= Prompt a =
Reproduce the passage on dog care while away word for word, beginning at the words "Good luck with" and stopping after "he loves it!".

= Text segment =
┌────────

I would rather my dogs be safe, than happy, while I'm out of town. If I can't have my proven house sitters, I take them to the Vet's office. Yes, they are in small cages, but they won't be attacked by unknown dogs at boarding facilities (yes, this happens) or won't run out the door unattended.

I travel often and have two different house sitters that I trust, otherwise to the Vet office with them.

I trust most of my friends if 'trust' simply means they stop by the house X number of times a day to let the dogs out for potty and feed them.  I don't trust any of my friends to walk them because Clark and I are pretty strict on our training method for walks/heeling/commands.  We have a couple friend of ours stop by several times a day when we are away.  They have always been super responsible and give the dogs a lot of time to potty and play, feed them on time, remove water when needed and they all are in one piece when we return =)  Personally I don't expect or need them to treat my dogs like their babies, or cuddle them, or sit on the floor and snuggle or give them special attention.  My dogs are plenty pushy for attention if they need it.  Otherwise they are happy to greet excitedly and then either go out to play or lay around and chill.  I am fairly certain they are FAR more comfortable in their own home, on a normal eating schedule than they'd be in someone else's house or in a kennel.  So we prefer to leave them at home for this reason.  They know where everything is, there's not 'new' stuff to get them into trouble, they sleep where they are used to sleeping, eat from their own bowls at the same times (or close) and even get a visitor.  Super sweet deal!

 

I know I'm late to this conversation and I have not yet read what options you've come up with since you first posted, but honestly, your dog will be fine in a kennel or doggy daycare.  You have not mentioned one thing that went wrong in the past, so I know it's just your 'first time dog owner' jitters taking over.  Remember that although he's your baby, he's still a dog and dogs don't look at kennels and feel bad that it's not a luxury suite with fancy beds and maids and treat bars =) and swimming pools and 5 acre grassy fields.  They might get lonely, but it's not anywhere as hard for your dog as it is for you--it really isn't.  And since your worry is about your DOG's experience, know that it won't be that bad at all.

I'm not big on taking my dogs to other people's homes unless they are SERIOUS dog people and very responsible.  I just don't trust others to keep doors properly closed and monitor my dogs appropriately.  But in my own home with the friends I trust coming by, I'm not at all worried. 

 

Good luck with whatever you've decided.

There are not many people here I would trust to babysit Darwin. Unfortunately most of the people we know are "outdoor dogs only" people. It really only leaves us the option of boarding/daycare. Luckily we found a good place and he loves it!

└────────

= Record excerpts =
┌────────

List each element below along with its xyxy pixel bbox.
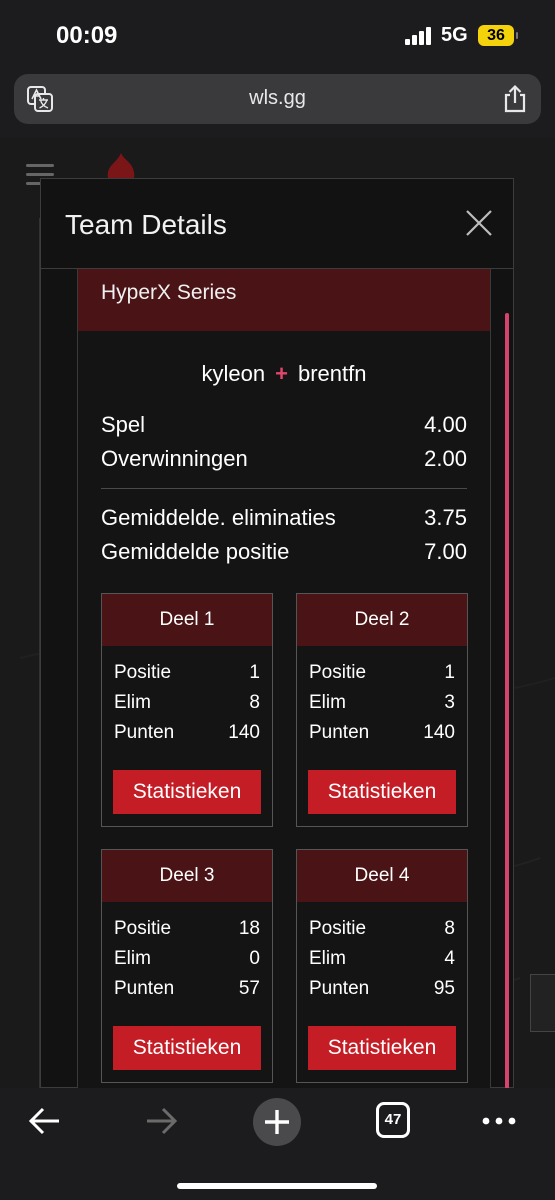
part-row-label: Punten <box>309 978 370 999</box>
part-row-value: 140 <box>228 722 260 743</box>
address-bar[interactable]: wls.gg <box>14 74 541 124</box>
battery-icon: 36 <box>478 25 518 46</box>
part-row-value: 57 <box>238 978 260 999</box>
part-row-value: 95 <box>433 978 455 999</box>
part-row-label: Elim <box>309 948 346 969</box>
stat-row-wins: Overwinningen 2.00 <box>101 446 467 472</box>
side-tab[interactable] <box>530 974 555 1032</box>
part-row-value: 8 <box>444 918 455 939</box>
part-row-label: Elim <box>114 692 151 713</box>
statistics-button[interactable]: Statistieken <box>113 1026 261 1070</box>
forward-arrow-icon[interactable] <box>144 1104 178 1138</box>
part-row-points: Punten 140 <box>114 722 260 744</box>
statistics-button[interactable]: Statistieken <box>308 1026 456 1070</box>
part-row-elim: Elim 8 <box>114 692 260 714</box>
stat-label: Spel <box>101 412 146 437</box>
status-bar: 00:09 5G 36 <box>0 0 555 62</box>
part-title: Deel 1 <box>102 594 272 646</box>
part-card-2: Deel 2 Positie 1 Elim 3 Punten 140 Statisti… <box>296 593 468 827</box>
stat-value: 7.00 <box>424 539 467 564</box>
player-name: brentfn <box>297 361 367 386</box>
part-row-position: Positie 1 <box>309 662 455 684</box>
part-row-label: Positie <box>309 662 367 683</box>
team-players: kyleon + brentfn <box>78 361 490 387</box>
part-row-points: Punten 95 <box>309 978 455 1000</box>
stat-row-avg-position: Gemiddelde positie 7.00 <box>101 539 467 565</box>
plus-icon: + <box>275 361 288 386</box>
part-title: Deel 4 <box>297 850 467 902</box>
series-card: HyperX Series kyleon + brentfn Spel 4.00 O… <box>77 269 491 1089</box>
stat-value: 4.00 <box>424 412 467 437</box>
part-row-value: 18 <box>238 918 260 939</box>
network-type: 5G <box>441 24 468 46</box>
part-row-value: 3 <box>444 692 455 713</box>
back-arrow-icon[interactable] <box>28 1104 62 1138</box>
part-row-value: 8 <box>249 692 260 713</box>
status-time: 00:09 <box>56 22 118 49</box>
part-row-label: Positie <box>309 918 367 939</box>
part-row-elim: Elim 3 <box>309 692 455 714</box>
part-card-3: Deel 3 Positie 18 Elim 0 Punten 57 Statisti… <box>101 849 273 1083</box>
modal-title: Team Details <box>65 209 227 240</box>
stat-row-avg-elims: Gemiddelde. eliminaties 3.75 <box>101 505 467 531</box>
series-title: HyperX Series <box>101 281 237 304</box>
part-row-position: Positie 18 <box>114 918 260 940</box>
part-row-label: Positie <box>114 662 172 683</box>
close-icon[interactable] <box>465 209 493 237</box>
part-title: Deel 3 <box>102 850 272 902</box>
divider <box>101 488 467 489</box>
part-row-position: Positie 8 <box>309 918 455 940</box>
home-indicator <box>177 1183 377 1189</box>
part-row-value: 140 <box>423 722 455 743</box>
player-name: kyleon <box>201 361 266 386</box>
browser-toolbar: 47 <box>0 1088 555 1200</box>
statistics-button[interactable]: Statistieken <box>308 770 456 814</box>
part-row-label: Punten <box>114 978 175 999</box>
stat-label: Overwinningen <box>101 446 248 471</box>
stat-row-games: Spel 4.00 <box>101 412 467 438</box>
part-row-value: 0 <box>249 948 260 969</box>
tab-switcher-button[interactable]: 47 <box>376 1102 410 1138</box>
series-header: HyperX Series <box>78 269 490 331</box>
part-row-value: 1 <box>249 662 260 683</box>
part-row-points: Punten 140 <box>309 722 455 744</box>
part-card-4: Deel 4 Positie 8 Elim 4 Punten 95 Statistie… <box>296 849 468 1083</box>
more-icon[interactable] <box>482 1116 516 1126</box>
part-row-position: Positie 1 <box>114 662 260 684</box>
part-row-value: 1 <box>444 662 455 683</box>
part-row-elim: Elim 0 <box>114 948 260 970</box>
stat-label: Gemiddelde positie <box>101 539 290 564</box>
url-text[interactable]: wls.gg <box>14 87 541 110</box>
part-card-1: Deel 1 Positie 1 Elim 8 Punten 140 Statisti… <box>101 593 273 827</box>
part-row-elim: Elim 4 <box>309 948 455 970</box>
new-tab-button[interactable] <box>253 1098 301 1146</box>
part-row-points: Punten 57 <box>114 978 260 1000</box>
part-row-label: Punten <box>114 722 175 743</box>
statistics-button[interactable]: Statistieken <box>113 770 261 814</box>
stat-value: 2.00 <box>424 446 467 471</box>
stat-value: 3.75 <box>424 505 467 530</box>
part-row-value: 4 <box>444 948 455 969</box>
part-title: Deel 2 <box>297 594 467 646</box>
signal-icon <box>405 27 435 45</box>
part-row-label: Positie <box>114 918 172 939</box>
browser-top-bar: wls.gg <box>0 62 555 138</box>
modal-header: Team Details <box>41 179 513 269</box>
share-icon[interactable] <box>501 84 529 114</box>
team-details-modal: Team Details HyperX Series kyleon + brentf… <box>40 178 514 1089</box>
part-row-label: Punten <box>309 722 370 743</box>
plus-icon <box>265 1110 289 1134</box>
part-row-label: Elim <box>309 692 346 713</box>
stat-label: Gemiddelde. eliminaties <box>101 505 336 530</box>
side-strip <box>0 218 40 1088</box>
part-row-label: Elim <box>114 948 151 969</box>
modal-scrollbar[interactable] <box>505 313 509 1089</box>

└────────

= Prompt b =
How many lines of the records contain the string "status"? Give only the number.

= Full response a =
Good luck with whatever you've decided.

There are not many people here I would trust to babysit Darwin. Unfortunately most of the people we know are "outdoor dogs only" people. It really only leaves us the option of boarding/daycare. Luckily we found a good place and he loves it!

= Full response b =
2